- [Task objective]
Extract every line of the records below, reproducing each one verbatim and without alteration.

- [Supplied records]
• • •
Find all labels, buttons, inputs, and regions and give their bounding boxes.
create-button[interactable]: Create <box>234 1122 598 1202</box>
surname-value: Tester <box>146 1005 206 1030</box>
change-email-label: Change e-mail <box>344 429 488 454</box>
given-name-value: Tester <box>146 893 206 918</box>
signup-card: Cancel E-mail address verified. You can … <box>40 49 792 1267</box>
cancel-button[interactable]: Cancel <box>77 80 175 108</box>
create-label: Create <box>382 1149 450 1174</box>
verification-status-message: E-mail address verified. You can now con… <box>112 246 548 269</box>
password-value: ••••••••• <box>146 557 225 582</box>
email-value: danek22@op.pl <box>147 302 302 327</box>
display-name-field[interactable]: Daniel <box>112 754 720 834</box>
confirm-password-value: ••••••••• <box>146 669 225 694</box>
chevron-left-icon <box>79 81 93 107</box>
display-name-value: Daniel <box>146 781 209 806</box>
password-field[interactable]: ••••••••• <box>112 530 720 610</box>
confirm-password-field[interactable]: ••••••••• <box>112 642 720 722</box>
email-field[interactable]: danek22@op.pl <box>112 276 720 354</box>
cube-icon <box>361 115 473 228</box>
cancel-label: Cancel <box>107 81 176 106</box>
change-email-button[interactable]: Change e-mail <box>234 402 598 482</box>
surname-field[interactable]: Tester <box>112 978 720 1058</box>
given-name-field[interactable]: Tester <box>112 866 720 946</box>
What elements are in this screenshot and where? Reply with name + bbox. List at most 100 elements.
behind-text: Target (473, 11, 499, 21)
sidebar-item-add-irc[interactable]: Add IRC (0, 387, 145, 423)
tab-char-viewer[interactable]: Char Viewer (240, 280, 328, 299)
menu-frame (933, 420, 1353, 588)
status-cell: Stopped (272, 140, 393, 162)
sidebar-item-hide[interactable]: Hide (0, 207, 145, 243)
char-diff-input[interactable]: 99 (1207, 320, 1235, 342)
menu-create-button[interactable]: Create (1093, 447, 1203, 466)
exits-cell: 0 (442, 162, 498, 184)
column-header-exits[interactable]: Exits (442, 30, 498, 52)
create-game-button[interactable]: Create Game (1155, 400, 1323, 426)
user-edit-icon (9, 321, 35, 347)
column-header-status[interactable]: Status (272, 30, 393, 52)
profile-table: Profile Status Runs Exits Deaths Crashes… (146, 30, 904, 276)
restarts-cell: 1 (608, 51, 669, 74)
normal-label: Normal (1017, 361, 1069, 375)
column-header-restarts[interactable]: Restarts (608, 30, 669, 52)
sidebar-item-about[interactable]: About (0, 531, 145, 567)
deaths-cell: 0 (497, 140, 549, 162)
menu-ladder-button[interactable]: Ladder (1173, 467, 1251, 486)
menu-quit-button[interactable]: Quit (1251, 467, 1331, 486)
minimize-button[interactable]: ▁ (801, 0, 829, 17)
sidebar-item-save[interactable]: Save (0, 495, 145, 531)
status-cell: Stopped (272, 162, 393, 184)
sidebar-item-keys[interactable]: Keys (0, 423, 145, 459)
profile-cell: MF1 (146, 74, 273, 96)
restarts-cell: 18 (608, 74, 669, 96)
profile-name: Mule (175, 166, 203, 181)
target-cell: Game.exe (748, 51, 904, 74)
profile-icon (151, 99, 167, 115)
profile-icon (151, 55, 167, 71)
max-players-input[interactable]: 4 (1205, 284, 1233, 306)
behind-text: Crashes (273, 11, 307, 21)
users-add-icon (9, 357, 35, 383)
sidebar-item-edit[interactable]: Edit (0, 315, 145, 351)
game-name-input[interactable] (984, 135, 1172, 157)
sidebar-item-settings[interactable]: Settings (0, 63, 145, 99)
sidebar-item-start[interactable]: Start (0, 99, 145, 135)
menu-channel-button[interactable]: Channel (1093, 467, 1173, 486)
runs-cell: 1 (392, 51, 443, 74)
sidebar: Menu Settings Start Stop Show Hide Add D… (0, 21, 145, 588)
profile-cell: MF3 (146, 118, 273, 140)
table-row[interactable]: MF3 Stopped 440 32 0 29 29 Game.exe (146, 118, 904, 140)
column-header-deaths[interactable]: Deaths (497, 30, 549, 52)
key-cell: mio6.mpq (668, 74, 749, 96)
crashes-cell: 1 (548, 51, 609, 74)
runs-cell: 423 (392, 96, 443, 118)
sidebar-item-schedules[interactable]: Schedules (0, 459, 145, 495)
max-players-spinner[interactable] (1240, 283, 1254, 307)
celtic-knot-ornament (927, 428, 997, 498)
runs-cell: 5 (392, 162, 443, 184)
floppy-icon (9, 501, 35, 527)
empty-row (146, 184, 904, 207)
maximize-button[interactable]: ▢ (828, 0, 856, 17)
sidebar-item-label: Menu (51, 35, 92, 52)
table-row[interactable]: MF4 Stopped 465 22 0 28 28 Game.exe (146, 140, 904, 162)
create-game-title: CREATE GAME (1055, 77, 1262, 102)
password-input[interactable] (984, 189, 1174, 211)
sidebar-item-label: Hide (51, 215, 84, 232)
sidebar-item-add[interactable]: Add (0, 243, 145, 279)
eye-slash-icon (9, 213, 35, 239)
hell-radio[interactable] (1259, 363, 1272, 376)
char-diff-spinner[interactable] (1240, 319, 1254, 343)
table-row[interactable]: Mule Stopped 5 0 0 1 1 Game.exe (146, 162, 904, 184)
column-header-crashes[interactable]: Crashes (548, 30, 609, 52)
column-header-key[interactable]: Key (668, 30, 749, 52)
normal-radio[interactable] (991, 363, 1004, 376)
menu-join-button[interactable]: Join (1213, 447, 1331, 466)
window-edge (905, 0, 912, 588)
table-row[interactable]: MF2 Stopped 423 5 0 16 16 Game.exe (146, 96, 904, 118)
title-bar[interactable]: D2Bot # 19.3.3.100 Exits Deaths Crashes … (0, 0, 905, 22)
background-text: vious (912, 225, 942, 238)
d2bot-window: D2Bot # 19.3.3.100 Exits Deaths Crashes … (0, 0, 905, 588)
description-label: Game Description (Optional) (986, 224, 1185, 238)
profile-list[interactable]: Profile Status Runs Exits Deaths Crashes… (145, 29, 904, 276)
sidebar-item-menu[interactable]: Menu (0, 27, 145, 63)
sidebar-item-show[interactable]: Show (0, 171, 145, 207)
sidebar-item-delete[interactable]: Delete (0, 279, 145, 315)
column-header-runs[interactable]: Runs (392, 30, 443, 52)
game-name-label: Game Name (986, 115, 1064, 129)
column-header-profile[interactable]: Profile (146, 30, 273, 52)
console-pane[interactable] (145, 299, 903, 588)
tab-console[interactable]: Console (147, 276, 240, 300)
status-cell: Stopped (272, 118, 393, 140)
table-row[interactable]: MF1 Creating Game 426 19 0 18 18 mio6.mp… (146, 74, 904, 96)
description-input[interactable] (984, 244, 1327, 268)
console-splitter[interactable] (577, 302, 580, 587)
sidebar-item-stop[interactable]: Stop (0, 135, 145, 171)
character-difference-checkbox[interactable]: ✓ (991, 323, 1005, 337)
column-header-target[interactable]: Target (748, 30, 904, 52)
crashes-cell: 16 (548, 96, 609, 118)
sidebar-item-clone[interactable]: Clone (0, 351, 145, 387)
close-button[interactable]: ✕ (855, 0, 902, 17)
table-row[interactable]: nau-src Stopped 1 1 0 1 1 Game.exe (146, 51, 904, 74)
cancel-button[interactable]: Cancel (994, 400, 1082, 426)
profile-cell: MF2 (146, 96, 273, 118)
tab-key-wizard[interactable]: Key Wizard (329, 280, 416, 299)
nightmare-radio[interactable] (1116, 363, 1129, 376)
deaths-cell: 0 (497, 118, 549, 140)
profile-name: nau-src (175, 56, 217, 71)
• • •
- [Final result]
Find all labels, buttons, inputs, and regions and give their bounding boxes.
create-button[interactable]: Create <box>234 1122 598 1202</box>
surname-value: Tester <box>146 1005 206 1030</box>
change-email-label: Change e-mail <box>344 429 488 454</box>
given-name-value: Tester <box>146 893 206 918</box>
signup-card: Cancel E-mail address verified. You can … <box>40 49 792 1267</box>
cancel-button[interactable]: Cancel <box>77 80 175 108</box>
create-label: Create <box>382 1149 450 1174</box>
verification-status-message: E-mail address verified. You can now con… <box>112 246 548 269</box>
password-value: ••••••••• <box>146 557 225 582</box>
email-value: danek22@op.pl <box>147 302 302 327</box>
display-name-field[interactable]: Daniel <box>112 754 720 834</box>
confirm-password-value: ••••••••• <box>146 669 225 694</box>
chevron-left-icon <box>79 81 93 107</box>
display-name-value: Daniel <box>146 781 209 806</box>
password-field[interactable]: ••••••••• <box>112 530 720 610</box>
confirm-password-field[interactable]: ••••••••• <box>112 642 720 722</box>
email-field[interactable]: danek22@op.pl <box>112 276 720 354</box>
cube-icon <box>361 115 473 228</box>
cancel-label: Cancel <box>107 81 176 106</box>
change-email-button[interactable]: Change e-mail <box>234 402 598 482</box>
surname-field[interactable]: Tester <box>112 978 720 1058</box>
given-name-field[interactable]: Tester <box>112 866 720 946</box>
What elements are in this screenshot and where? Reply with name + bbox. List at most 100 elements.
behind-text: Target (473, 11, 499, 21)
sidebar-item-add-irc[interactable]: Add IRC (0, 387, 145, 423)
tab-char-viewer[interactable]: Char Viewer (240, 280, 328, 299)
menu-frame (933, 420, 1353, 588)
status-cell: Stopped (272, 140, 393, 162)
sidebar-item-hide[interactable]: Hide (0, 207, 145, 243)
char-diff-input[interactable]: 99 (1207, 320, 1235, 342)
menu-create-button[interactable]: Create (1093, 447, 1203, 466)
exits-cell: 0 (442, 162, 498, 184)
column-header-exits[interactable]: Exits (442, 30, 498, 52)
create-game-button[interactable]: Create Game (1155, 400, 1323, 426)
user-edit-icon (9, 321, 35, 347)
column-header-status[interactable]: Status (272, 30, 393, 52)
profile-table: Profile Status Runs Exits Deaths Crashes… (146, 30, 904, 276)
restarts-cell: 1 (608, 51, 669, 74)
normal-label: Normal (1017, 361, 1069, 375)
column-header-restarts[interactable]: Restarts (608, 30, 669, 52)
sidebar-item-about[interactable]: About (0, 531, 145, 567)
deaths-cell: 0 (497, 140, 549, 162)
menu-ladder-button[interactable]: Ladder (1173, 467, 1251, 486)
menu-quit-button[interactable]: Quit (1251, 467, 1331, 486)
minimize-button[interactable]: ▁ (801, 0, 829, 17)
sidebar-item-save[interactable]: Save (0, 495, 145, 531)
status-cell: Stopped (272, 162, 393, 184)
sidebar-item-keys[interactable]: Keys (0, 423, 145, 459)
profile-cell: MF1 (146, 74, 273, 96)
restarts-cell: 18 (608, 74, 669, 96)
profile-name: Mule (175, 166, 203, 181)
target-cell: Game.exe (748, 51, 904, 74)
profile-icon (151, 99, 167, 115)
profile-icon (151, 55, 167, 71)
max-players-input[interactable]: 4 (1205, 284, 1233, 306)
behind-text: Crashes (273, 11, 307, 21)
users-add-icon (9, 357, 35, 383)
sidebar-item-edit[interactable]: Edit (0, 315, 145, 351)
game-name-input[interactable] (984, 135, 1172, 157)
sidebar-item-settings[interactable]: Settings (0, 63, 145, 99)
sidebar-item-start[interactable]: Start (0, 99, 145, 135)
menu-channel-button[interactable]: Channel (1093, 467, 1173, 486)
runs-cell: 1 (392, 51, 443, 74)
sidebar: Menu Settings Start Stop Show Hide Add D… (0, 21, 145, 588)
profile-cell: MF3 (146, 118, 273, 140)
table-row[interactable]: MF3 Stopped 440 32 0 29 29 Game.exe (146, 118, 904, 140)
column-header-deaths[interactable]: Deaths (497, 30, 549, 52)
key-cell: mio6.mpq (668, 74, 749, 96)
crashes-cell: 1 (548, 51, 609, 74)
runs-cell: 423 (392, 96, 443, 118)
sidebar-item-schedules[interactable]: Schedules (0, 459, 145, 495)
max-players-spinner[interactable] (1240, 283, 1254, 307)
celtic-knot-ornament (927, 428, 997, 498)
runs-cell: 5 (392, 162, 443, 184)
floppy-icon (9, 501, 35, 527)
empty-row (146, 184, 904, 207)
maximize-button[interactable]: ▢ (828, 0, 856, 17)
sidebar-item-label: Menu (51, 35, 92, 52)
table-row[interactable]: MF4 Stopped 465 22 0 28 28 Game.exe (146, 140, 904, 162)
create-game-title: CREATE GAME (1055, 77, 1262, 102)
password-input[interactable] (984, 189, 1174, 211)
sidebar-item-label: Hide (51, 215, 84, 232)
sidebar-item-add[interactable]: Add (0, 243, 145, 279)
eye-slash-icon (9, 213, 35, 239)
hell-radio[interactable] (1259, 363, 1272, 376)
char-diff-spinner[interactable] (1240, 319, 1254, 343)
table-row[interactable]: Mule Stopped 5 0 0 1 1 Game.exe (146, 162, 904, 184)
column-header-crashes[interactable]: Crashes (548, 30, 609, 52)
column-header-key[interactable]: Key (668, 30, 749, 52)
normal-radio[interactable] (991, 363, 1004, 376)
menu-join-button[interactable]: Join (1213, 447, 1331, 466)
window-edge (905, 0, 912, 588)
table-row[interactable]: MF2 Stopped 423 5 0 16 16 Game.exe (146, 96, 904, 118)
title-bar[interactable]: D2Bot # 19.3.3.100 Exits Deaths Crashes … (0, 0, 905, 22)
background-text: vious (912, 225, 942, 238)
d2bot-window: D2Bot # 19.3.3.100 Exits Deaths Crashes … (0, 0, 905, 588)
description-label: Game Description (Optional) (986, 224, 1185, 238)
profile-list[interactable]: Profile Status Runs Exits Deaths Crashes… (145, 29, 904, 276)
sidebar-item-menu[interactable]: Menu (0, 27, 145, 63)
sidebar-item-show[interactable]: Show (0, 171, 145, 207)
sidebar-item-delete[interactable]: Delete (0, 279, 145, 315)
column-header-runs[interactable]: Runs (392, 30, 443, 52)
game-name-label: Game Name (986, 115, 1064, 129)
column-header-profile[interactable]: Profile (146, 30, 273, 52)
console-pane[interactable] (145, 299, 903, 588)
tab-console[interactable]: Console (147, 276, 240, 300)
status-cell: Stopped (272, 118, 393, 140)
table-row[interactable]: MF1 Creating Game 426 19 0 18 18 mio6.mp… (146, 74, 904, 96)
description-input[interactable] (984, 244, 1327, 268)
console-splitter[interactable] (577, 302, 580, 587)
sidebar-item-stop[interactable]: Stop (0, 135, 145, 171)
character-difference-checkbox[interactable]: ✓ (991, 323, 1005, 337)
column-header-target[interactable]: Target (748, 30, 904, 52)
crashes-cell: 16 (548, 96, 609, 118)
sidebar-item-clone[interactable]: Clone (0, 351, 145, 387)
close-button[interactable]: ✕ (855, 0, 902, 17)
table-row[interactable]: nau-src Stopped 1 1 0 1 1 Game.exe (146, 51, 904, 74)
cancel-button[interactable]: Cancel (994, 400, 1082, 426)
profile-cell: MF2 (146, 96, 273, 118)
tab-key-wizard[interactable]: Key Wizard (329, 280, 416, 299)
nightmare-radio[interactable] (1116, 363, 1129, 376)
deaths-cell: 0 (497, 118, 549, 140)
profile-name: nau-src (175, 56, 217, 71)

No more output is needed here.